(Stored dataset items)
________________________________________

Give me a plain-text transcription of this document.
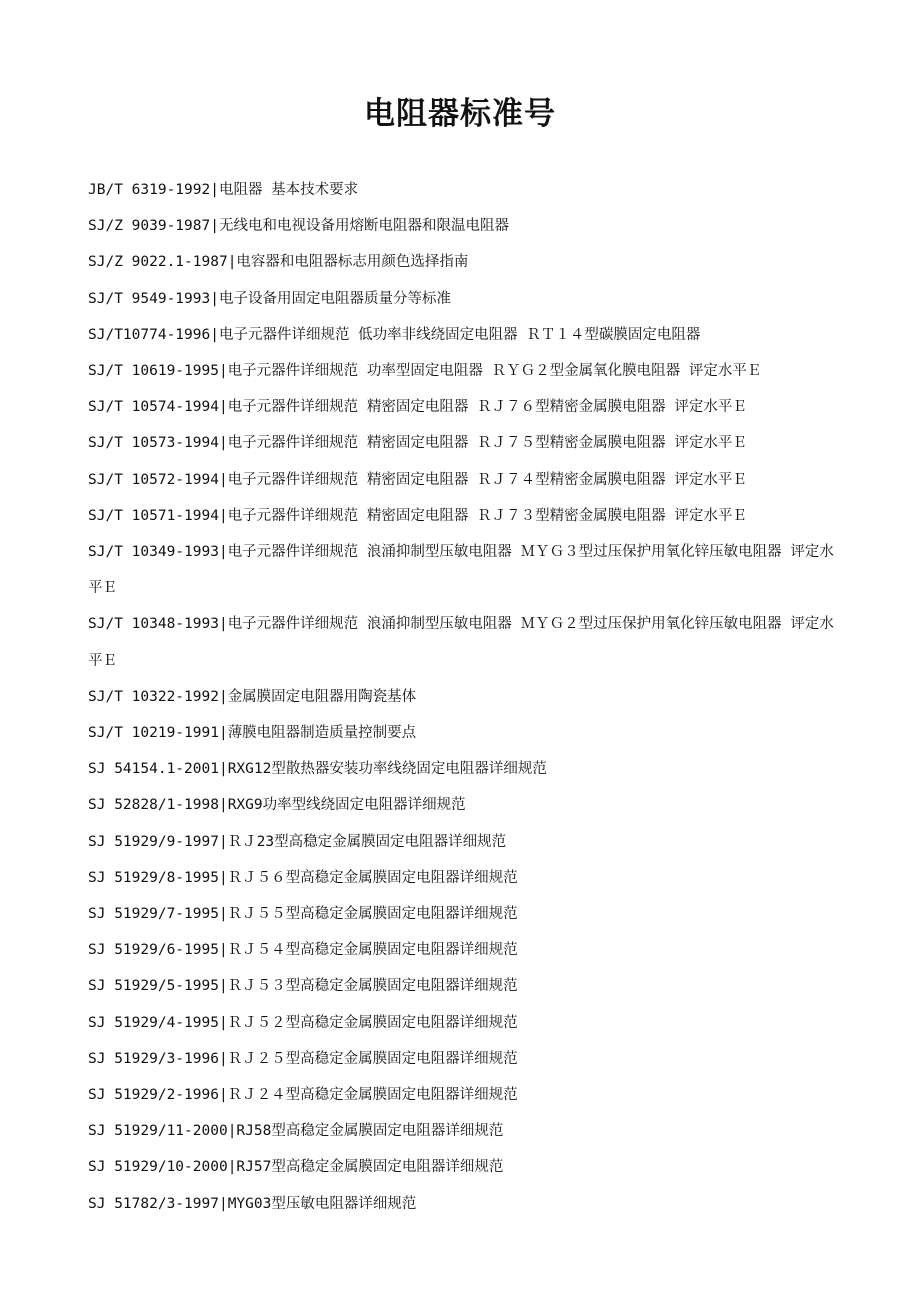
电阻器标准号
JB/T 6319-1992|电阻器 基本技术要求
SJ/Z 9039-1987|无线电和电视设备用熔断电阻器和限温电阻器
SJ/Z 9022.1-1987|电容器和电阻器标志用颜色选择指南
SJ/T 9549-1993|电子设备用固定电阻器质量分等标准
SJ/T10774-1996|电子元器件详细规范 低功率非线绕固定电阻器 ＲＴ１４型碳膜固定电阻器
SJ/T 10619-1995|电子元器件详细规范 功率型固定电阻器 ＲＹＧ２型金属氧化膜电阻器 评定水平Ｅ
SJ/T 10574-1994|电子元器件详细规范 精密固定电阻器 ＲＪ７６型精密金属膜电阻器 评定水平Ｅ
SJ/T 10573-1994|电子元器件详细规范 精密固定电阻器 ＲＪ７５型精密金属膜电阻器 评定水平Ｅ
SJ/T 10572-1994|电子元器件详细规范 精密固定电阻器 ＲＪ７４型精密金属膜电阻器 评定水平Ｅ
SJ/T 10571-1994|电子元器件详细规范 精密固定电阻器 ＲＪ７３型精密金属膜电阻器 评定水平Ｅ
SJ/T 10349-1993|电子元器件详细规范 浪涌抑制型压敏电阻器 ＭＹＧ３型过压保护用氧化锌压敏电阻器 评定水平Ｅ
SJ/T 10348-1993|电子元器件详细规范 浪涌抑制型压敏电阻器 ＭＹＧ２型过压保护用氧化锌压敏电阻器 评定水平Ｅ
SJ/T 10322-1992|金属膜固定电阻器用陶瓷基体
SJ/T 10219-1991|薄膜电阻器制造质量控制要点
SJ 54154.1-2001|RXG12型散热器安装功率线绕固定电阻器详细规范
SJ 52828/1-1998|RXG9功率型线绕固定电阻器详细规范
SJ 51929/9-1997|ＲＪ23型高稳定金属膜固定电阻器详细规范
SJ 51929/8-1995|ＲＪ５６型高稳定金属膜固定电阻器详细规范
SJ 51929/7-1995|ＲＪ５５型高稳定金属膜固定电阻器详细规范
SJ 51929/6-1995|ＲＪ５４型高稳定金属膜固定电阻器详细规范
SJ 51929/5-1995|ＲＪ５３型高稳定金属膜固定电阻器详细规范
SJ 51929/4-1995|ＲＪ５２型高稳定金属膜固定电阻器详细规范
SJ 51929/3-1996|ＲＪ２５型高稳定金属膜固定电阻器详细规范
SJ 51929/2-1996|ＲＪ２４型高稳定金属膜固定电阻器详细规范
SJ 51929/11-2000|RJ58型高稳定金属膜固定电阻器详细规范
SJ 51929/10-2000|RJ57型高稳定金属膜固定电阻器详细规范
SJ 51782/3-1997|MYG03型压敏电阻器详细规范
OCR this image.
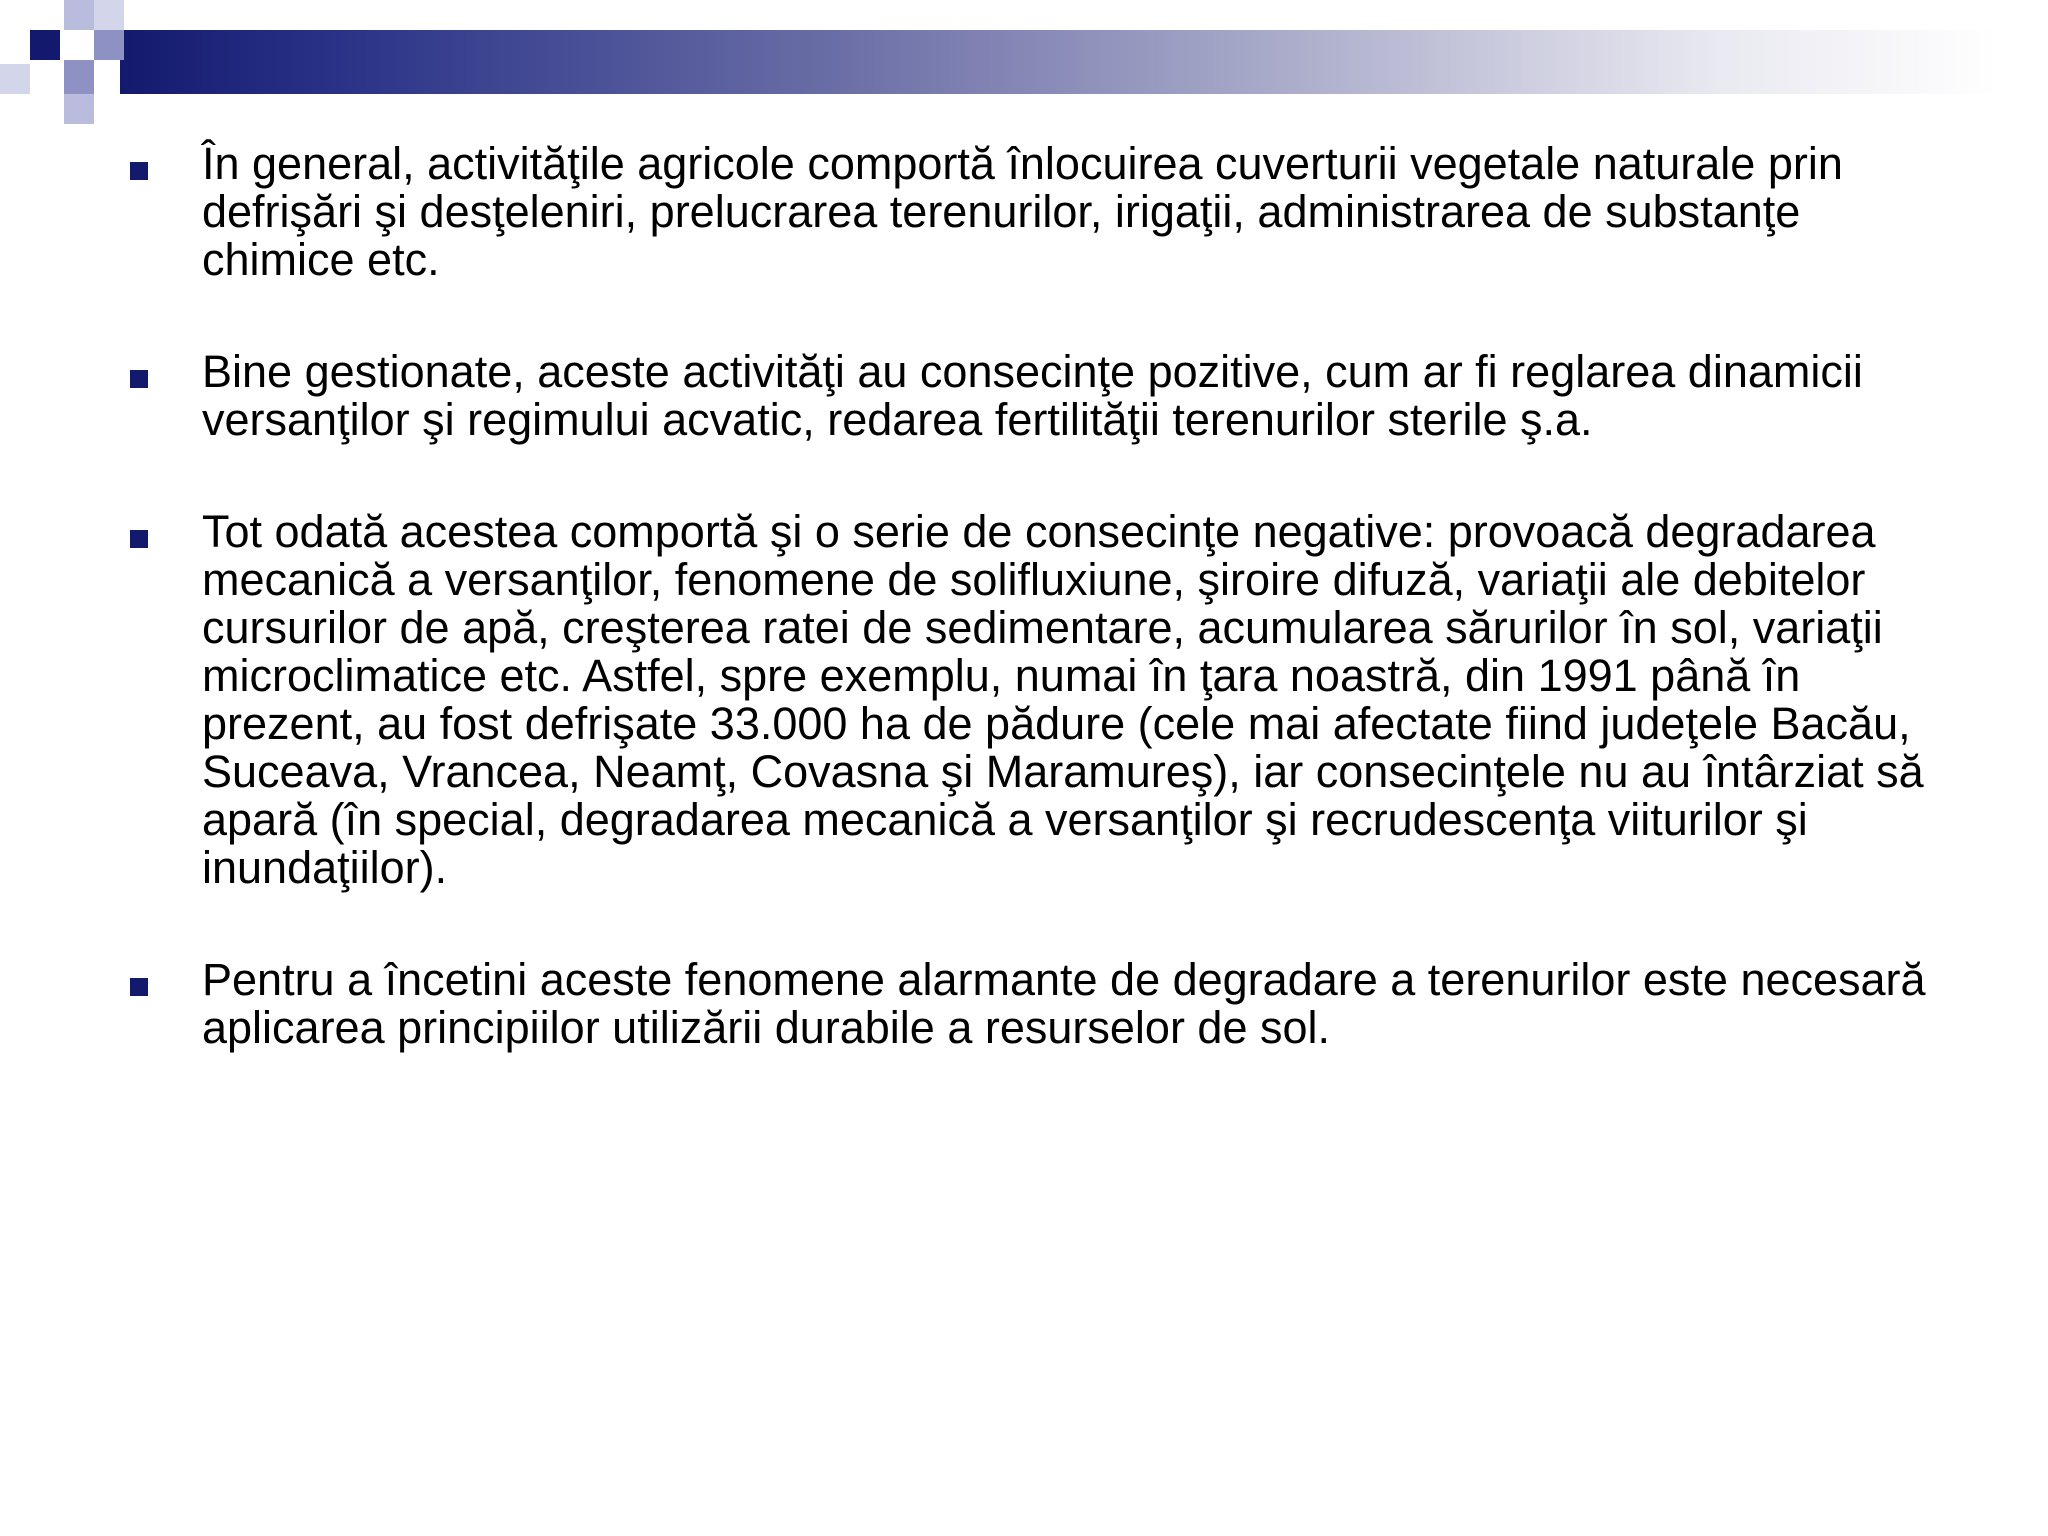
În general, activităţile agricole comportă înlocuirea cuverturii vegetale naturale prin defrişări şi desţeleniri, prelucrarea terenurilor, irigaţii, administrarea de substanţe chimice etc.
Bine gestionate, aceste activităţi au consecinţe pozitive, cum ar fi reglarea dinamicii versanţilor şi regimului acvatic, redarea fertilităţii terenurilor sterile ş.a.
Tot odată acestea comportă şi o serie de consecinţe negative: provoacă degradarea mecanică a versanţilor, fenomene de solifluxiune, şiroire difuză, variaţii ale debitelor cursurilor de apă, creşterea ratei de sedimentare, acumularea sărurilor în sol, variaţii microclimatice etc. Astfel, spre exemplu, numai în ţara noastră, din 1991 până în prezent, au fost defrişate 33.000 ha de pădure (cele mai afectate fiind judeţele Bacău, Suceava, Vrancea, Neamţ, Covasna şi Maramureş), iar consecinţele nu au întârziat să apară (în special, degradarea mecanică a versanţilor şi recrudescenţa viiturilor şi inundaţiilor).
Pentru a încetini aceste fenomene alarmante de degradare a terenurilor este necesară aplicarea principiilor utilizării durabile a resurselor de sol.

________________________________________

• TASK TO CARRY OUT
The pictures in the entries should be left out; output everything else exactly.

• WRITTEN RESPONSE
Give me a plain-text transcription of this document.
电阻器标准号
JB/T 6319-1992|电阻器 基本技术要求
SJ/Z 9039-1987|无线电和电视设备用熔断电阻器和限温电阻器
SJ/Z 9022.1-1987|电容器和电阻器标志用颜色选择指南
SJ/T 9549-1993|电子设备用固定电阻器质量分等标准
SJ/T10774-1996|电子元器件详细规范 低功率非线绕固定电阻器 ＲＴ１４型碳膜固定电阻器
SJ/T 10619-1995|电子元器件详细规范 功率型固定电阻器 ＲＹＧ２型金属氧化膜电阻器 评定水平Ｅ
SJ/T 10574-1994|电子元器件详细规范 精密固定电阻器 ＲＪ７６型精密金属膜电阻器 评定水平Ｅ
SJ/T 10573-1994|电子元器件详细规范 精密固定电阻器 ＲＪ７５型精密金属膜电阻器 评定水平Ｅ
SJ/T 10572-1994|电子元器件详细规范 精密固定电阻器 ＲＪ７４型精密金属膜电阻器 评定水平Ｅ
SJ/T 10571-1994|电子元器件详细规范 精密固定电阻器 ＲＪ７３型精密金属膜电阻器 评定水平Ｅ
SJ/T 10349-1993|电子元器件详细规范 浪涌抑制型压敏电阻器 ＭＹＧ３型过压保护用氧化锌压敏电阻器 评定水平Ｅ
SJ/T 10348-1993|电子元器件详细规范 浪涌抑制型压敏电阻器 ＭＹＧ２型过压保护用氧化锌压敏电阻器 评定水平Ｅ
SJ/T 10322-1992|金属膜固定电阻器用陶瓷基体
SJ/T 10219-1991|薄膜电阻器制造质量控制要点
SJ 54154.1-2001|RXG12型散热器安装功率线绕固定电阻器详细规范
SJ 52828/1-1998|RXG9功率型线绕固定电阻器详细规范
SJ 51929/9-1997|ＲＪ23型高稳定金属膜固定电阻器详细规范
SJ 51929/8-1995|ＲＪ５６型高稳定金属膜固定电阻器详细规范
SJ 51929/7-1995|ＲＪ５５型高稳定金属膜固定电阻器详细规范
SJ 51929/6-1995|ＲＪ５４型高稳定金属膜固定电阻器详细规范
SJ 51929/5-1995|ＲＪ５３型高稳定金属膜固定电阻器详细规范
SJ 51929/4-1995|ＲＪ５２型高稳定金属膜固定电阻器详细规范
SJ 51929/3-1996|ＲＪ２５型高稳定金属膜固定电阻器详细规范
SJ 51929/2-1996|ＲＪ２４型高稳定金属膜固定电阻器详细规范
SJ 51929/11-2000|RJ58型高稳定金属膜固定电阻器详细规范
SJ 51929/10-2000|RJ57型高稳定金属膜固定电阻器详细规范
SJ 51782/3-1997|MYG03型压敏电阻器详细规范
OCR this image.
În general, activităţile agricole comportă înlocuirea cuverturii vegetale naturale prin defrişări şi desţeleniri, prelucrarea terenurilor, irigaţii, administrarea de substanţe chimice etc.
Bine gestionate, aceste activităţi au consecinţe pozitive, cum ar fi reglarea dinamicii versanţilor şi regimului acvatic, redarea fertilităţii terenurilor sterile ş.a.
Tot odată acestea comportă şi o serie de consecinţe negative: provoacă degradarea mecanică a versanţilor, fenomene de solifluxiune, şiroire difuză, variaţii ale debitelor cursurilor de apă, creşterea ratei de sedimentare, acumularea sărurilor în sol, variaţii microclimatice etc. Astfel, spre exemplu, numai în ţara noastră, din 1991 până în prezent, au fost defrişate 33.000 ha de pădure (cele mai afectate fiind judeţele Bacău, Suceava, Vrancea, Neamţ, Covasna şi Maramureş), iar consecinţele nu au întârziat să apară (în special, degradarea mecanică a versanţilor şi recrudescenţa viiturilor şi inundaţiilor).
Pentru a încetini aceste fenomene alarmante de degradare a terenurilor este necesară aplicarea principiilor utilizării durabile a resurselor de sol.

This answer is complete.